Dataset records
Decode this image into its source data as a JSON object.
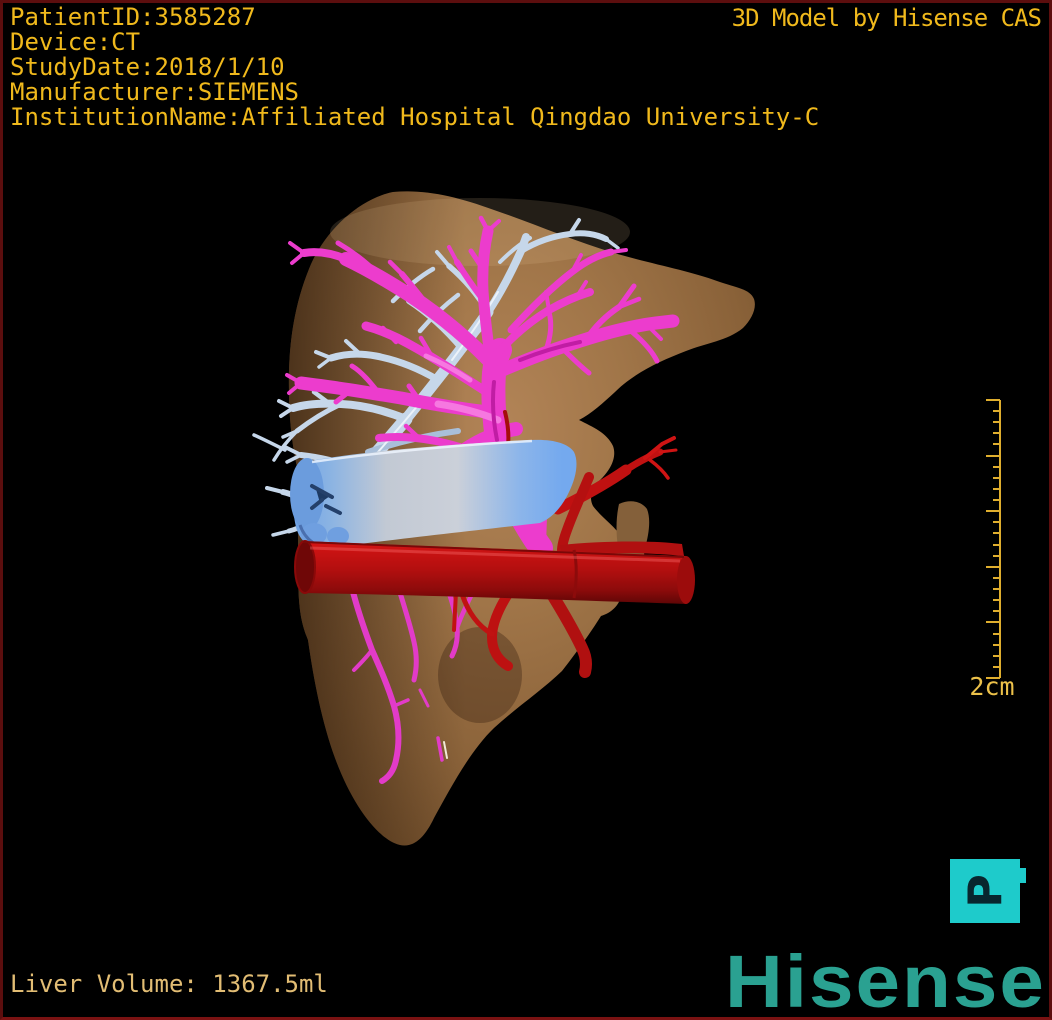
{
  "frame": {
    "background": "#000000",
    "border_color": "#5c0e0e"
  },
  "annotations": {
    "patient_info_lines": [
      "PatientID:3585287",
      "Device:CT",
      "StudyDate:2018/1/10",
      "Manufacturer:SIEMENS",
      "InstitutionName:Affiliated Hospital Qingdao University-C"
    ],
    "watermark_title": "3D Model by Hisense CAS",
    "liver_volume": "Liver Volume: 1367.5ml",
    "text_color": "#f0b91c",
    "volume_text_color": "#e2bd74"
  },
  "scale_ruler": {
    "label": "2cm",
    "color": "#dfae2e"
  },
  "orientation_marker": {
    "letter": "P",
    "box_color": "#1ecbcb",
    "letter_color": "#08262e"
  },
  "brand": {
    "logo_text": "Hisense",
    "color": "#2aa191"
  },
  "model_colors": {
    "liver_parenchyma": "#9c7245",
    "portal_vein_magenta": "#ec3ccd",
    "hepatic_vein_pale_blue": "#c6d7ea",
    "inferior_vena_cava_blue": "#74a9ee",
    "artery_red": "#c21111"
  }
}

...

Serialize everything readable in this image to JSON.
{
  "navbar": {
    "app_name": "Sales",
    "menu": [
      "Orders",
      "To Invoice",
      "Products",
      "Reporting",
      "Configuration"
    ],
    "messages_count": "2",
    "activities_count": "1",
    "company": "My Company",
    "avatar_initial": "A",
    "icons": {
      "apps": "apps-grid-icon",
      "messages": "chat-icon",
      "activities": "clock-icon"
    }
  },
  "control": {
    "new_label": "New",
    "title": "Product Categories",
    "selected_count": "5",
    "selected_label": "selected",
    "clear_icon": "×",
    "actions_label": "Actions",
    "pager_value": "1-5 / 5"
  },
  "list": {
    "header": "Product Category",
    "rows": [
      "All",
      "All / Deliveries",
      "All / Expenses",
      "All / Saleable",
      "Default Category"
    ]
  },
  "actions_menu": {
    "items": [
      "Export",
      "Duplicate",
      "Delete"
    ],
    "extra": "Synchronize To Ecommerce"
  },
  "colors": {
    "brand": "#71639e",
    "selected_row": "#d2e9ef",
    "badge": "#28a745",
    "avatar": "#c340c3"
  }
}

Your task
From the records above, pull out every line containing the word "Hisense".

Output for this exercise
    "watermark_title": "3D Model by Hisense CAS",
    "logo_text": "Hisense",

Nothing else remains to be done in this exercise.